- _GOAL OF THE EXERCISE_:
Reproduce all lines of the listing below in which the word "name" occurs.

- _RECORDS SHOWN_:
>>>

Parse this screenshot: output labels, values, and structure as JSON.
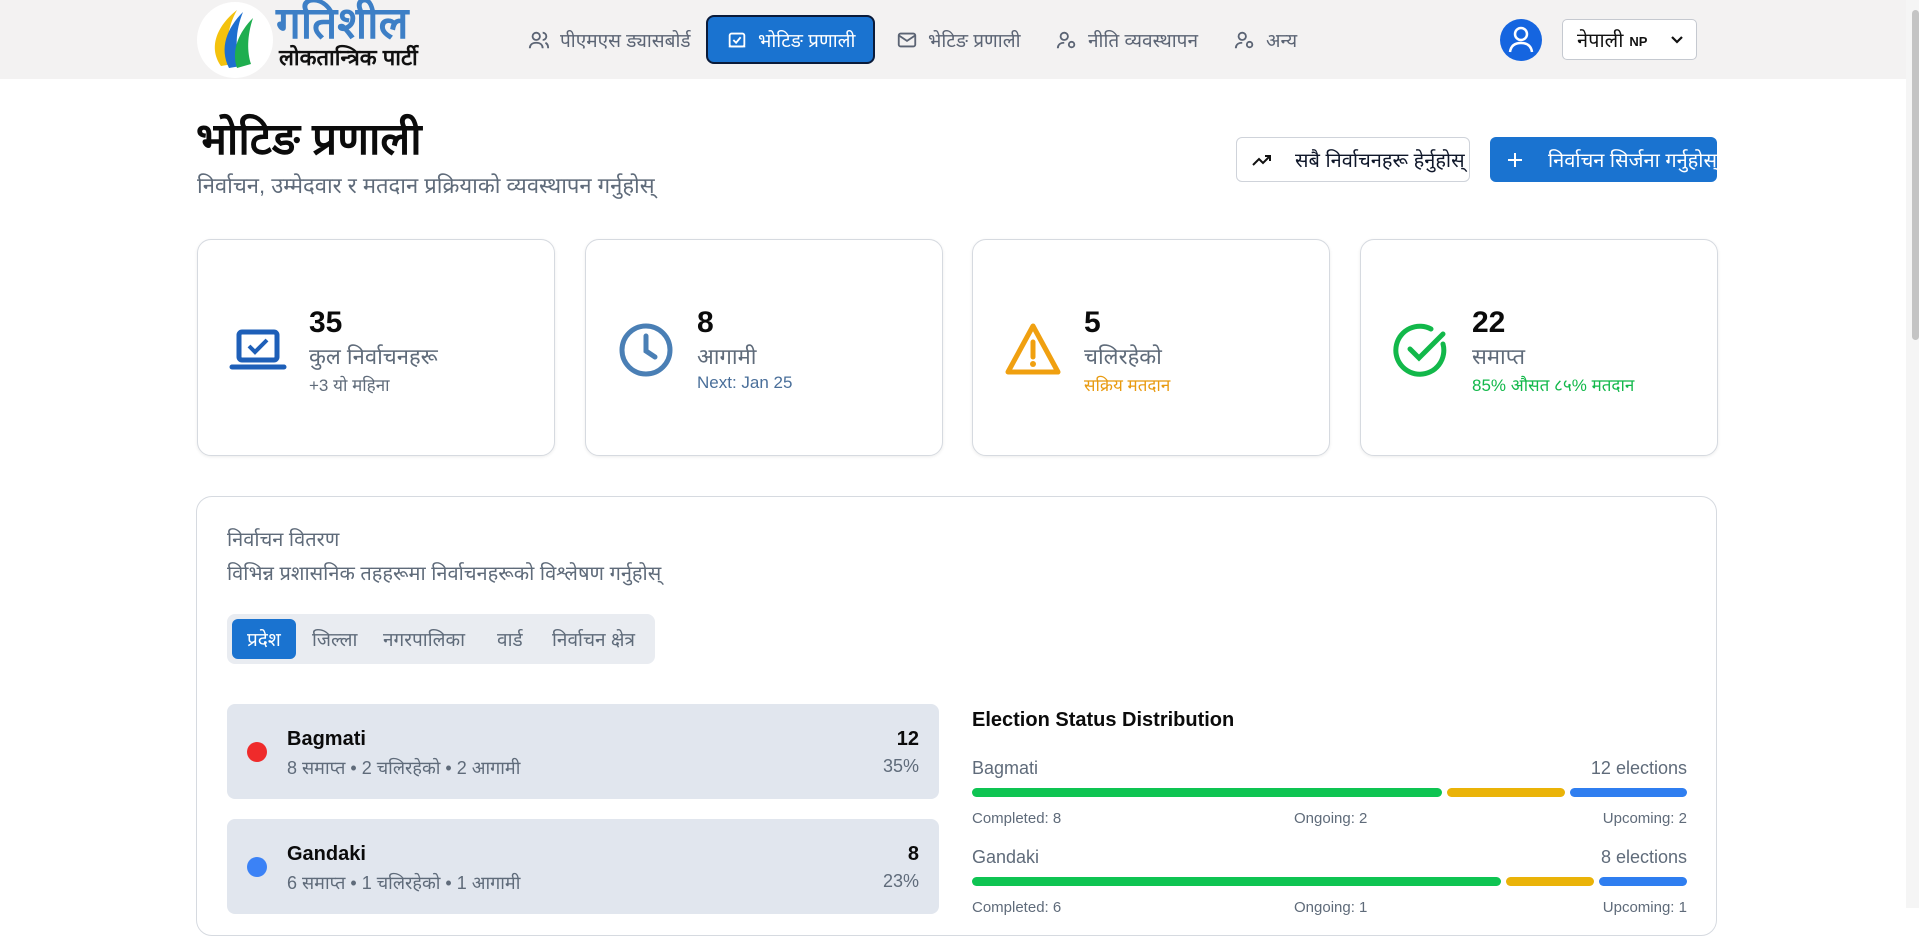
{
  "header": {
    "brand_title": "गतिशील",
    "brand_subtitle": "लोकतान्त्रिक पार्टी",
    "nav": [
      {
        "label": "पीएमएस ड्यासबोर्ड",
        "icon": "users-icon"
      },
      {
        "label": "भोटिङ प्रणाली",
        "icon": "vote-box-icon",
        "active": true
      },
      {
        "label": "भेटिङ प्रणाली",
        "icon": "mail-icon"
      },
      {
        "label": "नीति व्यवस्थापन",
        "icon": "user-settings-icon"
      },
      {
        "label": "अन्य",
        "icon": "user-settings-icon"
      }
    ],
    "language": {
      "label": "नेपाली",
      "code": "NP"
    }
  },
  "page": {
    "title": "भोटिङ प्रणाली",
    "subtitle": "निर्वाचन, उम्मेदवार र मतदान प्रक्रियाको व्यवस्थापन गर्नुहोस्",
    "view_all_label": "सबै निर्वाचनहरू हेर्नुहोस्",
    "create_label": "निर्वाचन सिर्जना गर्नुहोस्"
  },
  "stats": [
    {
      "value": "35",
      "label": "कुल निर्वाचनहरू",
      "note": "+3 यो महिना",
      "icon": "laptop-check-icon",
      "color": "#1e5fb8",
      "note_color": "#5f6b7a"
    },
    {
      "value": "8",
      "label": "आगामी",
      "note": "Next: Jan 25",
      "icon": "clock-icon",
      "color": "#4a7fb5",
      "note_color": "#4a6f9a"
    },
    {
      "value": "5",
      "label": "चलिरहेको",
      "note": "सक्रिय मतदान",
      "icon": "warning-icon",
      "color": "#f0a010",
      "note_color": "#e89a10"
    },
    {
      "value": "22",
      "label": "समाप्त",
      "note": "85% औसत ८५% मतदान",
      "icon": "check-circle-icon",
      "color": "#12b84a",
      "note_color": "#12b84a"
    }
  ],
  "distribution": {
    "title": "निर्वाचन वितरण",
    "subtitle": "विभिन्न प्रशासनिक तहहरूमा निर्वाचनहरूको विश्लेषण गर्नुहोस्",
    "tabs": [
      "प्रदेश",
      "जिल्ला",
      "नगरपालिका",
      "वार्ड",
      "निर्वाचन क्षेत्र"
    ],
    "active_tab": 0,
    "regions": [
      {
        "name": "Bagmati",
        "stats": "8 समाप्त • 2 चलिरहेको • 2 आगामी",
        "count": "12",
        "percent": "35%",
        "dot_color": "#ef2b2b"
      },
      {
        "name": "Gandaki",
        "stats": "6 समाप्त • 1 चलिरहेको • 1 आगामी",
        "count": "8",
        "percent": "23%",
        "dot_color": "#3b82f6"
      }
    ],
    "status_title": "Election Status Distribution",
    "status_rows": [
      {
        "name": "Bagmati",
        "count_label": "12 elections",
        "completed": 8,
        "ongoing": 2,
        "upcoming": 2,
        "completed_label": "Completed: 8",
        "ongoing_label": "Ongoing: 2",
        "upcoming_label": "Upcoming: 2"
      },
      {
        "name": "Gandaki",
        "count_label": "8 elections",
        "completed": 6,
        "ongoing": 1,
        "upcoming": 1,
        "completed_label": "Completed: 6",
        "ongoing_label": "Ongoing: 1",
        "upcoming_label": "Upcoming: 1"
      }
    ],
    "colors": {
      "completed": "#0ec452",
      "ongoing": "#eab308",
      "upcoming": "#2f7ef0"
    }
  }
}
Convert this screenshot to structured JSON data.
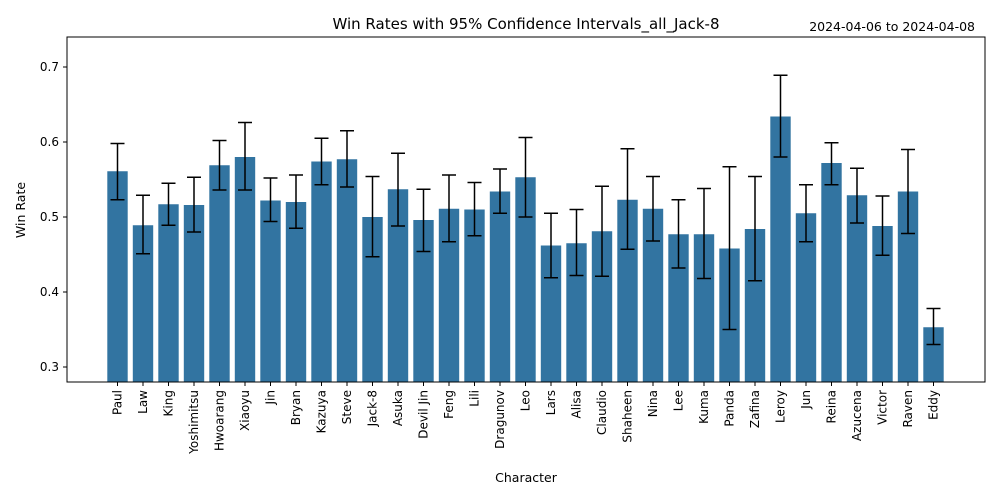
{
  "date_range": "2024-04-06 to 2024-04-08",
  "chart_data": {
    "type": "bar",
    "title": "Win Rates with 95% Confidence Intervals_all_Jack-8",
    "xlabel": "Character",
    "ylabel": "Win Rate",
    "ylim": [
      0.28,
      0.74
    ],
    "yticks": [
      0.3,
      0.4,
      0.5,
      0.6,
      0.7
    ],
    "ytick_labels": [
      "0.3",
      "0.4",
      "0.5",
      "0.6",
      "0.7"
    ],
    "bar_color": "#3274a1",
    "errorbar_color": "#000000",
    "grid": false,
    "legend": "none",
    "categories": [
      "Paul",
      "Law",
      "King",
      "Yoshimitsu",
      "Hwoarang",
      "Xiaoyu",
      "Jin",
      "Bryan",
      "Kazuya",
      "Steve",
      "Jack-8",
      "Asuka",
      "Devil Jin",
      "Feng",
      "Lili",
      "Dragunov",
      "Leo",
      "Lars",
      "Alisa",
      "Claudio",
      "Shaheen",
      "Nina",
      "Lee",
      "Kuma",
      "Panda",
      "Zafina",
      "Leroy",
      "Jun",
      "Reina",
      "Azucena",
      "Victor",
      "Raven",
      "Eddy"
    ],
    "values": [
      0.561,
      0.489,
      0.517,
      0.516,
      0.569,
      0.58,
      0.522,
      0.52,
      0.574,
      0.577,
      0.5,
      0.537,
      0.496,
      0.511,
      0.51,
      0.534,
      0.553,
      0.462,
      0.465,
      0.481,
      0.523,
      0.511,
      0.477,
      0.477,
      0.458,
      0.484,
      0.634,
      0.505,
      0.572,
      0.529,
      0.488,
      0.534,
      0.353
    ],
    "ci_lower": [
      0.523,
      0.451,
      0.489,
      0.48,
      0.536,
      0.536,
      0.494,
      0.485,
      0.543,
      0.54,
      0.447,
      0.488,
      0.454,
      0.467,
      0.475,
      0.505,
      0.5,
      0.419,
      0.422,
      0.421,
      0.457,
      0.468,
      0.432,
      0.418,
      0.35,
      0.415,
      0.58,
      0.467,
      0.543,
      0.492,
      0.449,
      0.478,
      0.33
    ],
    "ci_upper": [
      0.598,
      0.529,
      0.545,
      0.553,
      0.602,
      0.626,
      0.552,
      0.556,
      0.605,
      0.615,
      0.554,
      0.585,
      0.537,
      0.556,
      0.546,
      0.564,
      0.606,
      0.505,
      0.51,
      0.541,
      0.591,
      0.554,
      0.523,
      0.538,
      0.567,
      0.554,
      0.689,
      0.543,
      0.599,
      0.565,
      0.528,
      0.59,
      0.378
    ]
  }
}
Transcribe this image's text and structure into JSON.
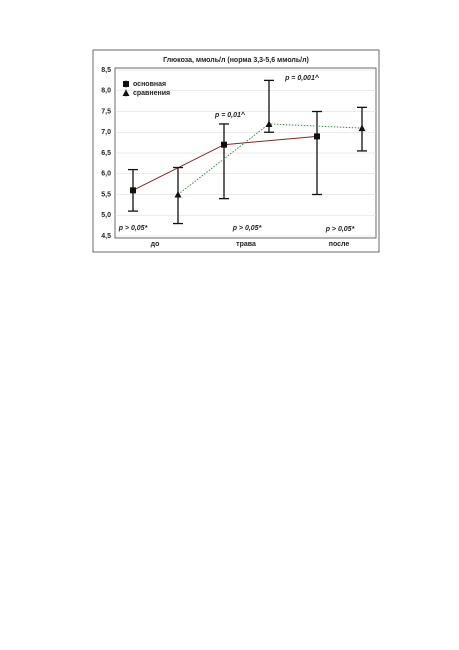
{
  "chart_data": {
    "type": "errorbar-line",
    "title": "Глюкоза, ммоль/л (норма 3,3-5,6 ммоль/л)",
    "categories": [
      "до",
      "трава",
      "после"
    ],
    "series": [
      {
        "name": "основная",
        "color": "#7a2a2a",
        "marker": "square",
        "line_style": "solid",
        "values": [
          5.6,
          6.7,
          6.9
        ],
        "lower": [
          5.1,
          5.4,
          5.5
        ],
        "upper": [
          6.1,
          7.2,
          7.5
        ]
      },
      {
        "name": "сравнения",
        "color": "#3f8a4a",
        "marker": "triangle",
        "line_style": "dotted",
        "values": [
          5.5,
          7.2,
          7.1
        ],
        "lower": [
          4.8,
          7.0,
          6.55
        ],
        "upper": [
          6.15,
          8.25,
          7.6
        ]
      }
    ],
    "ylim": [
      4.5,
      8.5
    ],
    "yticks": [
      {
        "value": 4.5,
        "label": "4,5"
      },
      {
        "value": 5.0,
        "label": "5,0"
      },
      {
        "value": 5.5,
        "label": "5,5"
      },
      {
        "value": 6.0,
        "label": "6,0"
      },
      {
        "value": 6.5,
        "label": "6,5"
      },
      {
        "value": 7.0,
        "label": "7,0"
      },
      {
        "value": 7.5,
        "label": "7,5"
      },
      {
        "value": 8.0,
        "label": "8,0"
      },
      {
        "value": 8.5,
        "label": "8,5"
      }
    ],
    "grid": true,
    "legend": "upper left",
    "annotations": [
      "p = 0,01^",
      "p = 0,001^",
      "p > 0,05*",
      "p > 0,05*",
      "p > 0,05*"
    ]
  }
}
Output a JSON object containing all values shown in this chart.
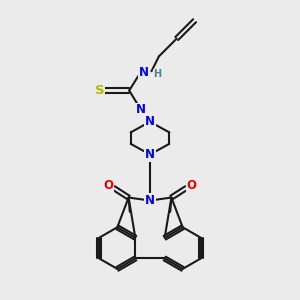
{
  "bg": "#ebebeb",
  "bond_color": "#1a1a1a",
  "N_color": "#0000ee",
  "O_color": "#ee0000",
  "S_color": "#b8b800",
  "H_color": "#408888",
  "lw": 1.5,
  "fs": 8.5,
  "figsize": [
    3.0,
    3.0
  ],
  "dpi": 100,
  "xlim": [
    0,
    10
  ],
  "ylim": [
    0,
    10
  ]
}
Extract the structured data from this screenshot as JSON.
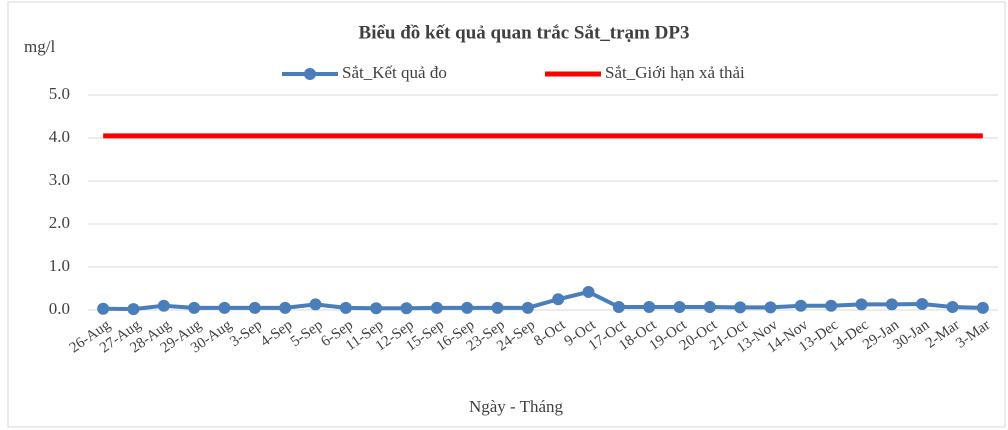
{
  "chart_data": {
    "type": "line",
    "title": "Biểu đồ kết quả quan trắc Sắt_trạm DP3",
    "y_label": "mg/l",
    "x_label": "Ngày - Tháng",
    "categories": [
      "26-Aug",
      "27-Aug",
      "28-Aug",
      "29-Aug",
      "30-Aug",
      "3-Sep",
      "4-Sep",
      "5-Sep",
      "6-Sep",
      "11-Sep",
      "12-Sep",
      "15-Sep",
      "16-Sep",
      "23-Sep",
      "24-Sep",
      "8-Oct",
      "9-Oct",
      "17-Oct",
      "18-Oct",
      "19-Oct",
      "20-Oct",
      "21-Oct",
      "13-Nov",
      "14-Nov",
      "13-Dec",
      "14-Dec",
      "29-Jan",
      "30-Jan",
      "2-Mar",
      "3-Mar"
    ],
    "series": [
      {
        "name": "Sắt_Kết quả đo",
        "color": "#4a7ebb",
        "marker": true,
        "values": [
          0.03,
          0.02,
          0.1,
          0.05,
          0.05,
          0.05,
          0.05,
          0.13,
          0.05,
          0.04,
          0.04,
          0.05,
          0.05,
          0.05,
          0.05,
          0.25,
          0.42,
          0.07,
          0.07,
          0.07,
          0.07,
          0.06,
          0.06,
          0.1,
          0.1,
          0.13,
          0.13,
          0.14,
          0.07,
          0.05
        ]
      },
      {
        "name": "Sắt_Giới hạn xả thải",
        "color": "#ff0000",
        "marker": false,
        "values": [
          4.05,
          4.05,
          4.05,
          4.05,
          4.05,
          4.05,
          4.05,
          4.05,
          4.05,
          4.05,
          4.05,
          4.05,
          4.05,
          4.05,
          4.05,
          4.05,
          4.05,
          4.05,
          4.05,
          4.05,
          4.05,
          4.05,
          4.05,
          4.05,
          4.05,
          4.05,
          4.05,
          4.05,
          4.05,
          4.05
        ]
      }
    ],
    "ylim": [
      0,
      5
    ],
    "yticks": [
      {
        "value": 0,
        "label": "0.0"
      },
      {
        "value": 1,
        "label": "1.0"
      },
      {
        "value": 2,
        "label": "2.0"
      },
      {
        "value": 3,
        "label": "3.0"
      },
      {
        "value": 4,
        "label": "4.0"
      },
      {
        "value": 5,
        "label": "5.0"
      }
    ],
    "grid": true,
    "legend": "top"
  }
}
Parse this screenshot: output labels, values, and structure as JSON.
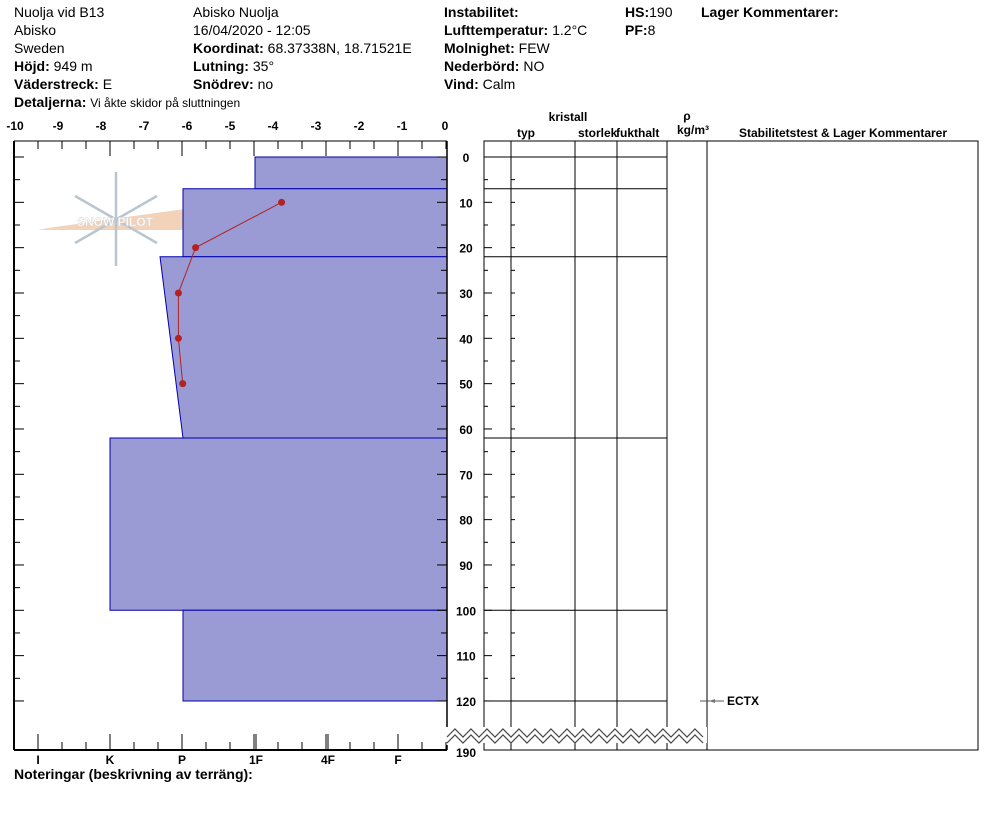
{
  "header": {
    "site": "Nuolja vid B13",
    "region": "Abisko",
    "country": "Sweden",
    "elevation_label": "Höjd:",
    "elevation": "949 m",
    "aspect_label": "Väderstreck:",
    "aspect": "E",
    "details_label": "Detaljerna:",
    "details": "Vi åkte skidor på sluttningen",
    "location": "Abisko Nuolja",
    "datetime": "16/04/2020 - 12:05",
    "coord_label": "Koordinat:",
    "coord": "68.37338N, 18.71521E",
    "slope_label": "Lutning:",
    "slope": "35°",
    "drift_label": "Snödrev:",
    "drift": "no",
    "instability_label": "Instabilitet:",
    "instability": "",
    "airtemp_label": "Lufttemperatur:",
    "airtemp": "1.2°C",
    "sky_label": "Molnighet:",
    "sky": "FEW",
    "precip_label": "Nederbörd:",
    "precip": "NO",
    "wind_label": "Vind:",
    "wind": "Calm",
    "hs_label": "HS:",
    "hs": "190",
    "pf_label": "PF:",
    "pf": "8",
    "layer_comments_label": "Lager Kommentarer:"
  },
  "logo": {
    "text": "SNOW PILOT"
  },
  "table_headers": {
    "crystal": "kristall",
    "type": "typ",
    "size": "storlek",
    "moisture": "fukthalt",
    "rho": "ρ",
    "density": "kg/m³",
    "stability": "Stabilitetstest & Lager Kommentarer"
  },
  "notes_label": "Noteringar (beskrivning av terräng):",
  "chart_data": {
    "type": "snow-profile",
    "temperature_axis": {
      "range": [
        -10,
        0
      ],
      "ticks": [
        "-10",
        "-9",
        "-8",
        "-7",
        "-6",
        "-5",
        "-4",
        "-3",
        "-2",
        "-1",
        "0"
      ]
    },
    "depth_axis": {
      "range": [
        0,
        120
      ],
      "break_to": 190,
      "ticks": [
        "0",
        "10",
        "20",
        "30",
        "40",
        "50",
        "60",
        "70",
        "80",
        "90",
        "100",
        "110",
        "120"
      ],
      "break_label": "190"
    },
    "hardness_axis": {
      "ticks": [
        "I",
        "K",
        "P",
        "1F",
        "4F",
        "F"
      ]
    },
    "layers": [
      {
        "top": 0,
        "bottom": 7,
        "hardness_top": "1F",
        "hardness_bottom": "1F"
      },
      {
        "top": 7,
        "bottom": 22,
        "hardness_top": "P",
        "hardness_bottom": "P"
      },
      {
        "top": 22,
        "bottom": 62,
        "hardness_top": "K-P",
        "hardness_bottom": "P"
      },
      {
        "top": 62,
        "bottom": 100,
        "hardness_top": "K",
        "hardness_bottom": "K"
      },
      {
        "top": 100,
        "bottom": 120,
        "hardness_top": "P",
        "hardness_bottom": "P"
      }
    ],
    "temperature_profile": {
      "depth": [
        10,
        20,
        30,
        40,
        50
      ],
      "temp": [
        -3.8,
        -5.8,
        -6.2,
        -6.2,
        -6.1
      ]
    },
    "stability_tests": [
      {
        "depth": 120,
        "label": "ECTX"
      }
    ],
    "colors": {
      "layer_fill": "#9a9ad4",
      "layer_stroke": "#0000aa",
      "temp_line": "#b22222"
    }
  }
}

<<<

- _OUTPUT OF THE TASK_:
        "name": "Bagmati",
        "name": "Gandaki",
        "name": "Bagmati",
        "name": "Gandaki",
        "name": "основная",
        "name": "сравнения",
        "name": "Sắt_Kết quả đo",
        "name": "Sắt_Giới hạn xả thải",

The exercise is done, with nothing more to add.